#### [Written exercise]
Copy every row below, swapping "screenshot" for "image" and keeping everything else the same. Leave out the pictures.

** Start Material for this exercise **

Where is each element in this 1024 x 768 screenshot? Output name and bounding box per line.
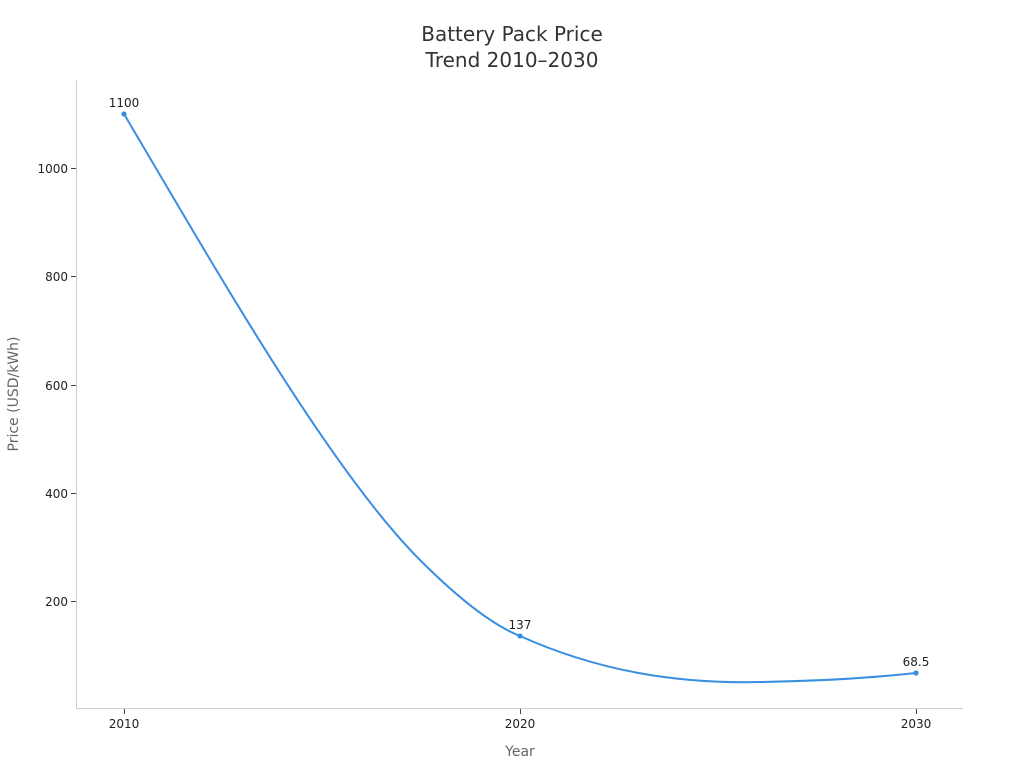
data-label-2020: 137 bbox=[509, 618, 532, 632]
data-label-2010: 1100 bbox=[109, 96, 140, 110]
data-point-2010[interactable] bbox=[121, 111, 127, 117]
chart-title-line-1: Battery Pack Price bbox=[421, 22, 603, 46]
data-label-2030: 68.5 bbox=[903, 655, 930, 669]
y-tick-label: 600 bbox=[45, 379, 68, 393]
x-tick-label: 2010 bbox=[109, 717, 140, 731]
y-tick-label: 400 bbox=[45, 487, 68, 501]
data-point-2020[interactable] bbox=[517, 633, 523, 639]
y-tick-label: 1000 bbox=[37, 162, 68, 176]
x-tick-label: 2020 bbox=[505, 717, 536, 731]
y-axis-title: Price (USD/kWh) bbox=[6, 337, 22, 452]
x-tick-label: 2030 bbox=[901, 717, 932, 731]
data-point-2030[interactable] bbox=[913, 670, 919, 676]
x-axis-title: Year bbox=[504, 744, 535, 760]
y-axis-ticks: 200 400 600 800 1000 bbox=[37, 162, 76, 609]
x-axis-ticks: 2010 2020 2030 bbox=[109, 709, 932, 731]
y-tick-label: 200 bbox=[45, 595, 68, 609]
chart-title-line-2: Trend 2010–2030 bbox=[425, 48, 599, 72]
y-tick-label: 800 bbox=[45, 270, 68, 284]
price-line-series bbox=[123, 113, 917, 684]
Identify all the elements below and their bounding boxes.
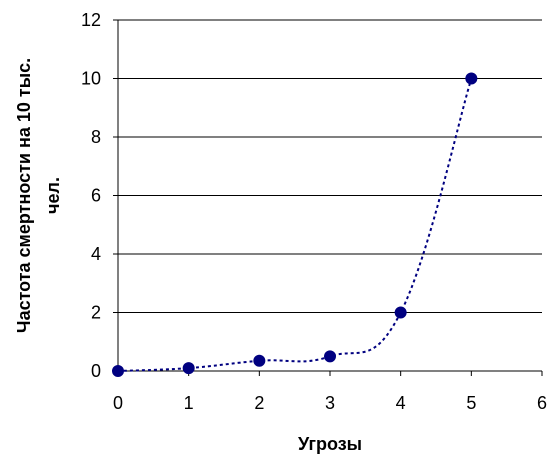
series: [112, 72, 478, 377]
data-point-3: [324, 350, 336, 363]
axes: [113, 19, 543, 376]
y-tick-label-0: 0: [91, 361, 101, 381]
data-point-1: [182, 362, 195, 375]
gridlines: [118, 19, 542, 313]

** End Material for this exercise **

#### [Output of the task]
Where is each element in this 1024 x 768 image? Output name and bounding box per line.
data-label-2020: 137 bbox=[509, 618, 532, 632]
data-label-2010: 1100 bbox=[109, 96, 140, 110]
data-point-2010[interactable] bbox=[121, 111, 127, 117]
chart-title-line-1: Battery Pack Price bbox=[421, 22, 603, 46]
data-label-2030: 68.5 bbox=[903, 655, 930, 669]
y-tick-label: 600 bbox=[45, 379, 68, 393]
x-tick-label: 2010 bbox=[109, 717, 140, 731]
y-tick-label: 400 bbox=[45, 487, 68, 501]
data-point-2020[interactable] bbox=[517, 633, 523, 639]
y-tick-label: 1000 bbox=[37, 162, 68, 176]
x-tick-label: 2020 bbox=[505, 717, 536, 731]
y-axis-title: Price (USD/kWh) bbox=[6, 337, 22, 452]
x-tick-label: 2030 bbox=[901, 717, 932, 731]
data-point-2030[interactable] bbox=[913, 670, 919, 676]
x-axis-title: Year bbox=[504, 744, 535, 760]
y-axis-ticks: 200 400 600 800 1000 bbox=[37, 162, 76, 609]
x-axis-ticks: 2010 2020 2030 bbox=[109, 709, 932, 731]
y-tick-label: 200 bbox=[45, 595, 68, 609]
chart-title-line-2: Trend 2010–2030 bbox=[425, 48, 599, 72]
y-tick-label: 800 bbox=[45, 270, 68, 284]
price-line-series bbox=[123, 113, 917, 684]
Identify all the elements below and their bounding boxes.
series: [112, 72, 478, 377]
data-point-3: [324, 350, 336, 363]
axes: [113, 19, 543, 376]
y-tick-label-0: 0: [91, 361, 101, 381]
data-point-1: [182, 362, 195, 375]
gridlines: [118, 19, 542, 313]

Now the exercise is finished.